::: Supplied material :::

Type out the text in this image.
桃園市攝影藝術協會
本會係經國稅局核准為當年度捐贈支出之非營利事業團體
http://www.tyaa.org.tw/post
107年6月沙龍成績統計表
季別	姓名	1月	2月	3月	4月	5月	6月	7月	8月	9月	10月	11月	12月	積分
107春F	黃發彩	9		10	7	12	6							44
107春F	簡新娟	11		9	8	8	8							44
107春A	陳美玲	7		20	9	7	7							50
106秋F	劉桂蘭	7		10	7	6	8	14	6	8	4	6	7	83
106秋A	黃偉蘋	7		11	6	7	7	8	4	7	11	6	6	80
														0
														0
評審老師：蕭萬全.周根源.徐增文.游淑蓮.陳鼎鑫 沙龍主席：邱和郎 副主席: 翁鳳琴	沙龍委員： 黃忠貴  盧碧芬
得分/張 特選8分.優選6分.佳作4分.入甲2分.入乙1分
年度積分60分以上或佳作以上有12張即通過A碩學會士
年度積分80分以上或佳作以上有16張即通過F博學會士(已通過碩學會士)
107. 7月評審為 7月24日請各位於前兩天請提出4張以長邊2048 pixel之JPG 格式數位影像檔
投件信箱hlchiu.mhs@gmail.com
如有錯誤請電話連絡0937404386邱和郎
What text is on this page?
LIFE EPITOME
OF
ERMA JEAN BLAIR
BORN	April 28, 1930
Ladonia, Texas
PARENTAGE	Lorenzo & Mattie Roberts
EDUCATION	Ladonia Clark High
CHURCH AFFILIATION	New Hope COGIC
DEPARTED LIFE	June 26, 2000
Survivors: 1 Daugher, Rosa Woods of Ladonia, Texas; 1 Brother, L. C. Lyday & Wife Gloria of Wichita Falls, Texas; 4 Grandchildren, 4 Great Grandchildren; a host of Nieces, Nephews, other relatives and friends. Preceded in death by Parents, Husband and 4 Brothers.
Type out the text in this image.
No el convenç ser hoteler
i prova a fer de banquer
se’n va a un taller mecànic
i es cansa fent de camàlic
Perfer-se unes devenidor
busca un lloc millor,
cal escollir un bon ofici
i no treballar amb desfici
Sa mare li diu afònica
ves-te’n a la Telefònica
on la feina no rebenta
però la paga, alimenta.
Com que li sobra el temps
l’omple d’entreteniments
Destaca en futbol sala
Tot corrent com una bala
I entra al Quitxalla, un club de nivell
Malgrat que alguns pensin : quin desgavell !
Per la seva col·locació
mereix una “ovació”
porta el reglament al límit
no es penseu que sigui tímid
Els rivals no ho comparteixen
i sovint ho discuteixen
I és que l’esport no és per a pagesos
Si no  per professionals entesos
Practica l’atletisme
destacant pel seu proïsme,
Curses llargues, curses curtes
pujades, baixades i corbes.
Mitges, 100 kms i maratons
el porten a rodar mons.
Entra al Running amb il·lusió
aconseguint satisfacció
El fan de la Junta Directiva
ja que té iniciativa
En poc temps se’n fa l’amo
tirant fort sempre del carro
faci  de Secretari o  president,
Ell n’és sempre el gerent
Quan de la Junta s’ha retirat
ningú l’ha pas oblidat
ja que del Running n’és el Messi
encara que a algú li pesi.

:::

_Task to carry out_: State how many lines of the records above contain the word "Junta", giving only that number.

_Correct response_: 2